▶ [Directions]
Extract the complete data exactly as given.

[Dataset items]

----------------------------------------

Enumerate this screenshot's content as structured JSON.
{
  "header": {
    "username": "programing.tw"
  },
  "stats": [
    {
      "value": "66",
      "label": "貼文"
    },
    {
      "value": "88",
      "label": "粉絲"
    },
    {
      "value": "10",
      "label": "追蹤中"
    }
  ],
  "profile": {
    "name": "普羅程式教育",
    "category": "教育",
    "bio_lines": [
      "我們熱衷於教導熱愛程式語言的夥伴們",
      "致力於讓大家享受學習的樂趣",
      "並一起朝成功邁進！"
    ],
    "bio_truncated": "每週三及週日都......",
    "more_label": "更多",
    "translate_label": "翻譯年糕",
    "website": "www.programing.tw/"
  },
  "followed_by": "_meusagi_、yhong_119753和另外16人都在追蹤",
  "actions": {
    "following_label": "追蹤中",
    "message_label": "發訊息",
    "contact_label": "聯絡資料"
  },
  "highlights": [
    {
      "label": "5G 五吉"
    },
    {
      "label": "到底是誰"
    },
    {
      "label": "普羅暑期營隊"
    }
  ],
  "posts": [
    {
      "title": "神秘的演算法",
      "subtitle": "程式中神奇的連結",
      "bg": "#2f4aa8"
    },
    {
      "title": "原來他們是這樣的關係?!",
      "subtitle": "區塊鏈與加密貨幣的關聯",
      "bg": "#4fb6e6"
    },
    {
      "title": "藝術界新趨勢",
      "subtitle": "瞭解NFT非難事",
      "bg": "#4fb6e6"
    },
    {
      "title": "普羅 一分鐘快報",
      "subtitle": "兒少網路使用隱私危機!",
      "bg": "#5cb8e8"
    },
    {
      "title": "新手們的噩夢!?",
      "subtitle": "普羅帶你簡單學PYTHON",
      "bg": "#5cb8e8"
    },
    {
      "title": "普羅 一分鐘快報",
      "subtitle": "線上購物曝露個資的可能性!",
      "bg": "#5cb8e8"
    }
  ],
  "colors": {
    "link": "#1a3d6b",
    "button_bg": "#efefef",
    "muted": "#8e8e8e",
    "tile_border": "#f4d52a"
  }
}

----------------------------------------

▶ [Solution to this exercise]
Enumerate this screenshot's content as structured JSON.
{
  "header": {
    "username": "programing.tw"
  },
  "stats": [
    {
      "value": "66",
      "label": "貼文"
    },
    {
      "value": "88",
      "label": "粉絲"
    },
    {
      "value": "10",
      "label": "追蹤中"
    }
  ],
  "profile": {
    "name": "普羅程式教育",
    "category": "教育",
    "bio_lines": [
      "我們熱衷於教導熱愛程式語言的夥伴們",
      "致力於讓大家享受學習的樂趣",
      "並一起朝成功邁進！"
    ],
    "bio_truncated": "每週三及週日都......",
    "more_label": "更多",
    "translate_label": "翻譯年糕",
    "website": "www.programing.tw/"
  },
  "followed_by": "_meusagi_、yhong_119753和另外16人都在追蹤",
  "actions": {
    "following_label": "追蹤中",
    "message_label": "發訊息",
    "contact_label": "聯絡資料"
  },
  "highlights": [
    {
      "label": "5G 五吉"
    },
    {
      "label": "到底是誰"
    },
    {
      "label": "普羅暑期營隊"
    }
  ],
  "posts": [
    {
      "title": "神秘的演算法",
      "subtitle": "程式中神奇的連結",
      "bg": "#2f4aa8"
    },
    {
      "title": "原來他們是這樣的關係?!",
      "subtitle": "區塊鏈與加密貨幣的關聯",
      "bg": "#4fb6e6"
    },
    {
      "title": "藝術界新趨勢",
      "subtitle": "瞭解NFT非難事",
      "bg": "#4fb6e6"
    },
    {
      "title": "普羅 一分鐘快報",
      "subtitle": "兒少網路使用隱私危機!",
      "bg": "#5cb8e8"
    },
    {
      "title": "新手們的噩夢!?",
      "subtitle": "普羅帶你簡單學PYTHON",
      "bg": "#5cb8e8"
    },
    {
      "title": "普羅 一分鐘快報",
      "subtitle": "線上購物曝露個資的可能性!",
      "bg": "#5cb8e8"
    }
  ],
  "colors": {
    "link": "#1a3d6b",
    "button_bg": "#efefef",
    "muted": "#8e8e8e",
    "tile_border": "#f4d52a"
  }
}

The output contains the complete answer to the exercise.